## WRITTEN PROBLEM
Select the lines of the records containing the word "семей" and list them.

## INFORMATION SUPPLIED

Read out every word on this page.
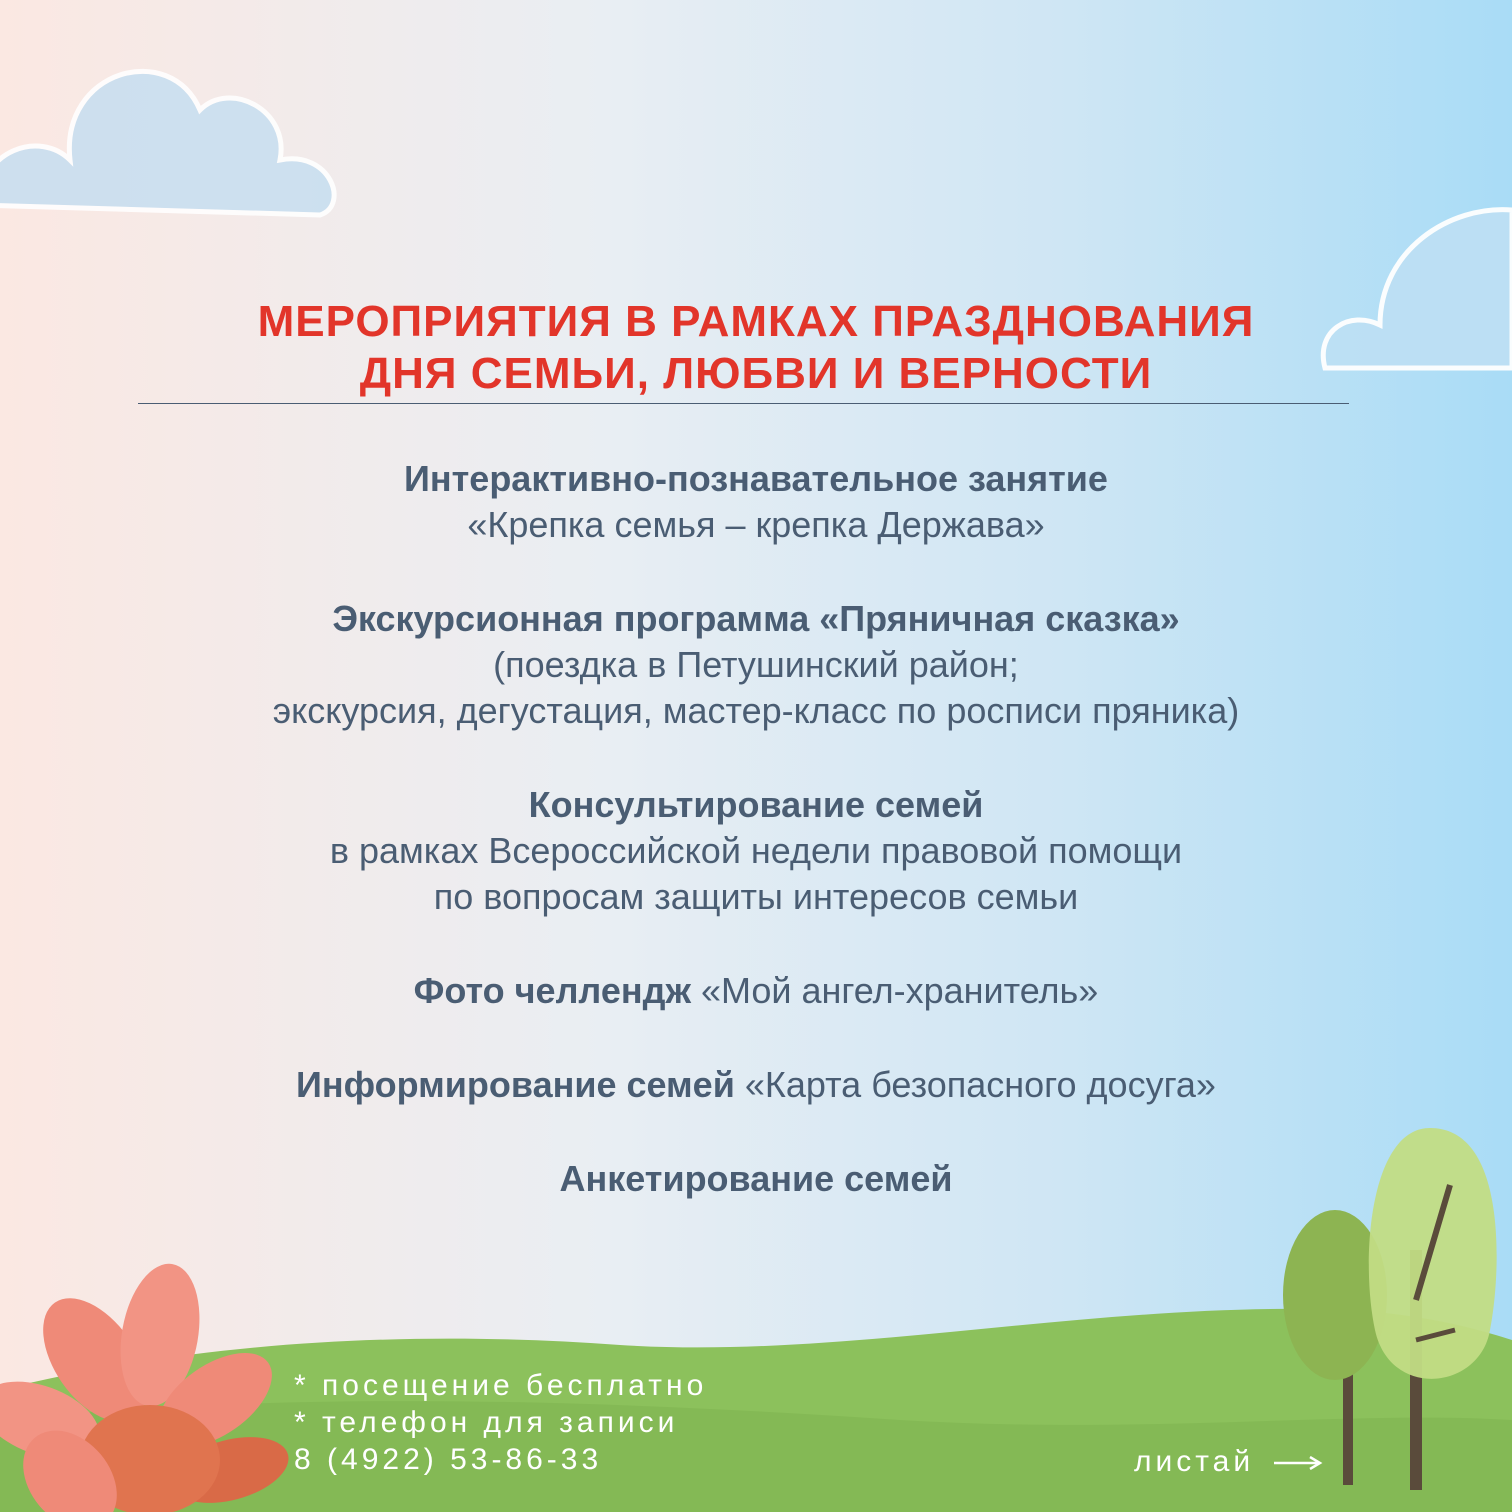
МЕРОПРИЯТИЯ В РАМКАХ ПРАЗДНОВАНИЯ
ДНЯ СЕМЬИ, ЛЮБВИ И ВЕРНОСТИ
Интерактивно-познавательное занятие
«Крепка семья – крепка Держава»
Экскурсионная программа «Пряничная сказка»
(поездка в Петушинский район;
экскурсия, дегустация, мастер-класс по росписи пряника)
Консультирование семей
в рамках Всероссийской недели правовой помощи
по вопросам защиты интересов семьи
Фото челлендж «Мой ангел-хранитель»
Информирование семей «Карта безопасного досуга»
Анкетирование семей
* посещение бесплатно
* телефон для записи
8 (4922) 53-86-33	листай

## TASK OUTPUT
Консультирование семей
Информирование семей «Карта безопасного досуга»
Анкетирование семей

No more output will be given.